— Exercise requirements —
Retype each line exactly. Skip images.

— Entries provided —
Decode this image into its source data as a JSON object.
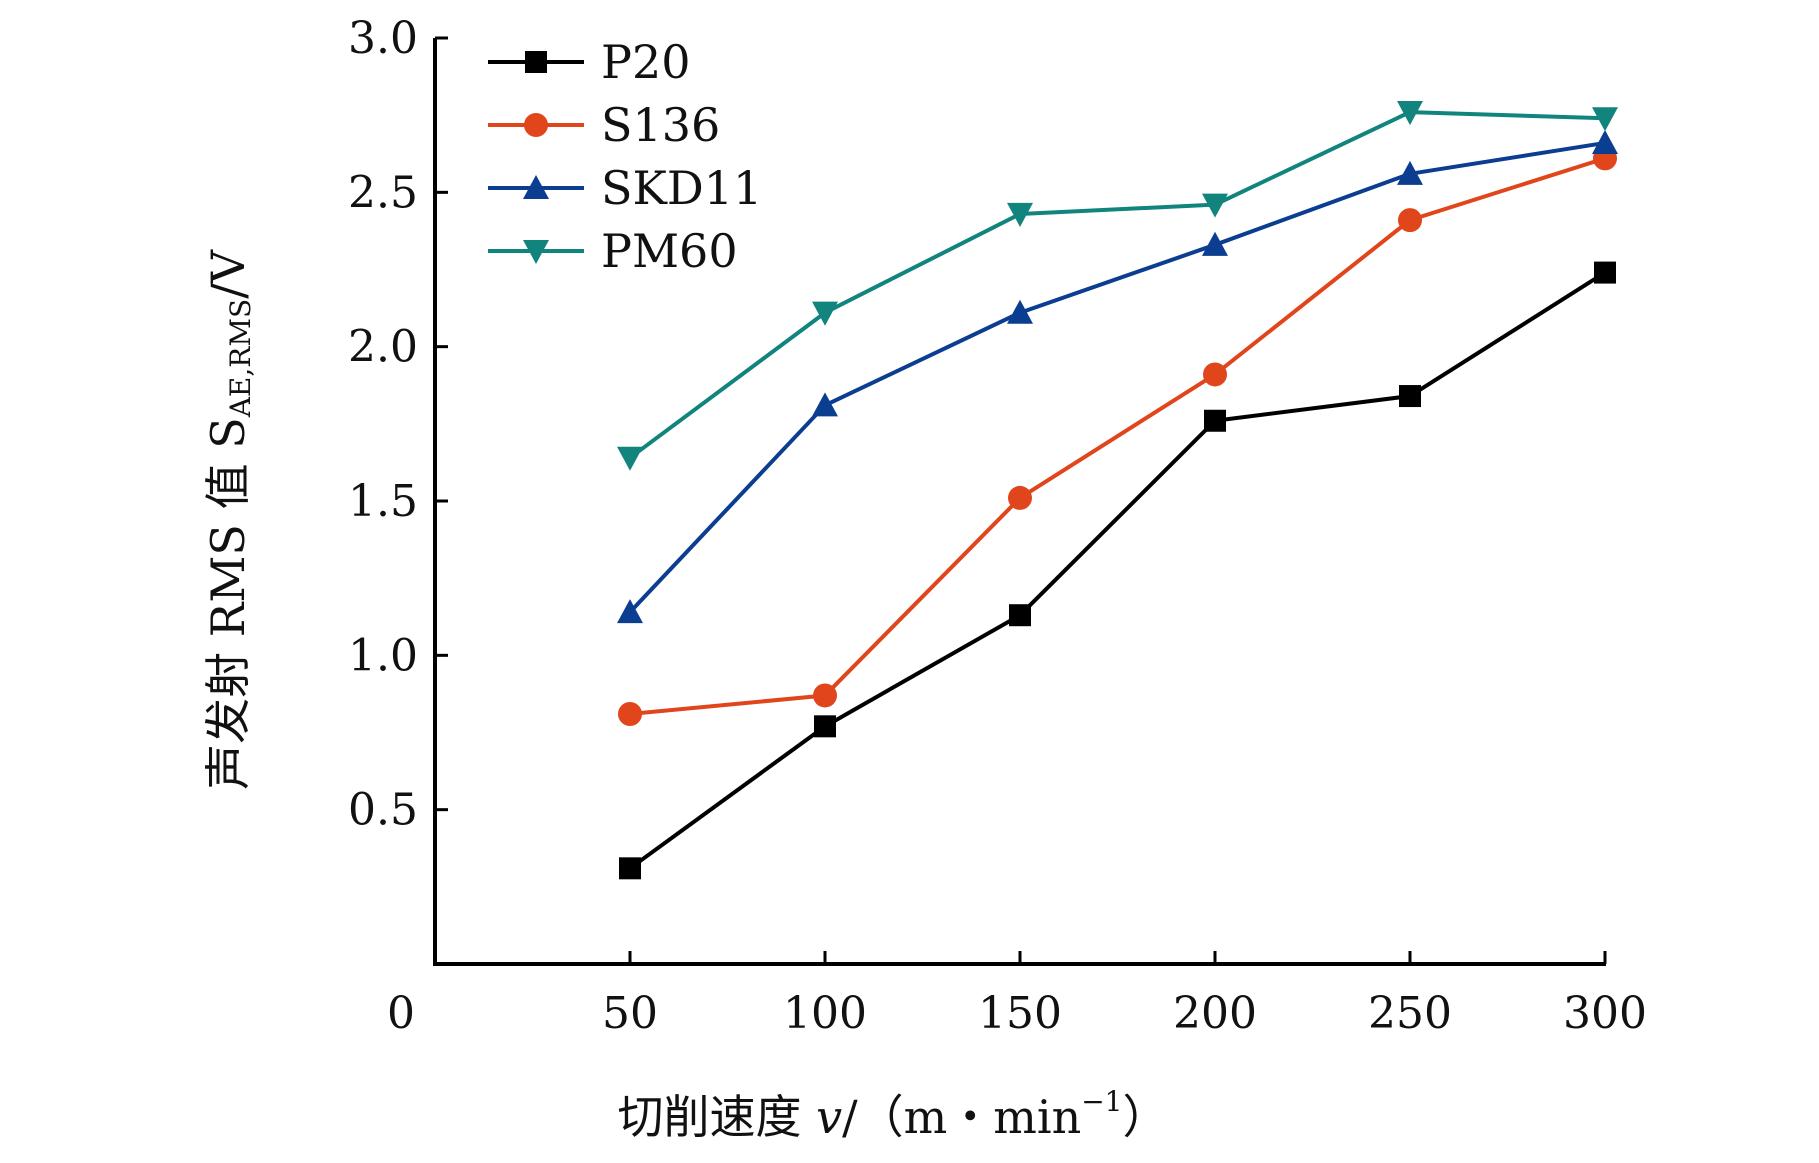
{
  "chart_data": {
    "type": "line",
    "x": [
      50,
      100,
      150,
      200,
      250,
      300
    ],
    "series": [
      {
        "name": "P20",
        "color": "#000000",
        "marker": "square",
        "values": [
          0.31,
          0.77,
          1.13,
          1.76,
          1.84,
          2.24
        ]
      },
      {
        "name": "S136",
        "color": "#e0451b",
        "marker": "circle",
        "values": [
          0.81,
          0.87,
          1.51,
          1.91,
          2.41,
          2.61
        ]
      },
      {
        "name": "SKD11",
        "color": "#0b3d91",
        "marker": "triangle-up",
        "values": [
          1.14,
          1.81,
          2.11,
          2.33,
          2.56,
          2.66
        ]
      },
      {
        "name": "PM60",
        "color": "#12847e",
        "marker": "triangle-down",
        "values": [
          1.64,
          2.11,
          2.43,
          2.46,
          2.76,
          2.74
        ]
      }
    ],
    "xlim": [
      0,
      300
    ],
    "ylim": [
      0,
      3.0
    ],
    "x_ticks": [
      "0",
      "50",
      "100",
      "150",
      "200",
      "250",
      "300"
    ],
    "y_ticks": [
      "0.5",
      "1.0",
      "1.5",
      "2.0",
      "2.5",
      "3.0"
    ],
    "xlabel": {
      "main": "切削速度 ",
      "var": "v",
      "unit_open": "/（m・min",
      "sup": "−1",
      "unit_close": "）"
    },
    "ylabel": {
      "main": "声发射 RMS 值 S",
      "sub": "AE,RMS",
      "unit": "/V"
    },
    "legend": "top-left",
    "grid": false
  }
}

— Solution —
Decode this image into its source data as a JSON object.
{
  "chart_data": {
    "type": "line",
    "x": [
      50,
      100,
      150,
      200,
      250,
      300
    ],
    "series": [
      {
        "name": "P20",
        "color": "#000000",
        "marker": "square",
        "values": [
          0.31,
          0.77,
          1.13,
          1.76,
          1.84,
          2.24
        ]
      },
      {
        "name": "S136",
        "color": "#e0451b",
        "marker": "circle",
        "values": [
          0.81,
          0.87,
          1.51,
          1.91,
          2.41,
          2.61
        ]
      },
      {
        "name": "SKD11",
        "color": "#0b3d91",
        "marker": "triangle-up",
        "values": [
          1.14,
          1.81,
          2.11,
          2.33,
          2.56,
          2.66
        ]
      },
      {
        "name": "PM60",
        "color": "#12847e",
        "marker": "triangle-down",
        "values": [
          1.64,
          2.11,
          2.43,
          2.46,
          2.76,
          2.74
        ]
      }
    ],
    "xlim": [
      0,
      300
    ],
    "ylim": [
      0,
      3.0
    ],
    "x_ticks": [
      "0",
      "50",
      "100",
      "150",
      "200",
      "250",
      "300"
    ],
    "y_ticks": [
      "0.5",
      "1.0",
      "1.5",
      "2.0",
      "2.5",
      "3.0"
    ],
    "xlabel": {
      "main": "切削速度 ",
      "var": "v",
      "unit_open": "/（m・min",
      "sup": "−1",
      "unit_close": "）"
    },
    "ylabel": {
      "main": "声发射 RMS 值 S",
      "sub": "AE,RMS",
      "unit": "/V"
    },
    "legend": "top-left",
    "grid": false
  }
}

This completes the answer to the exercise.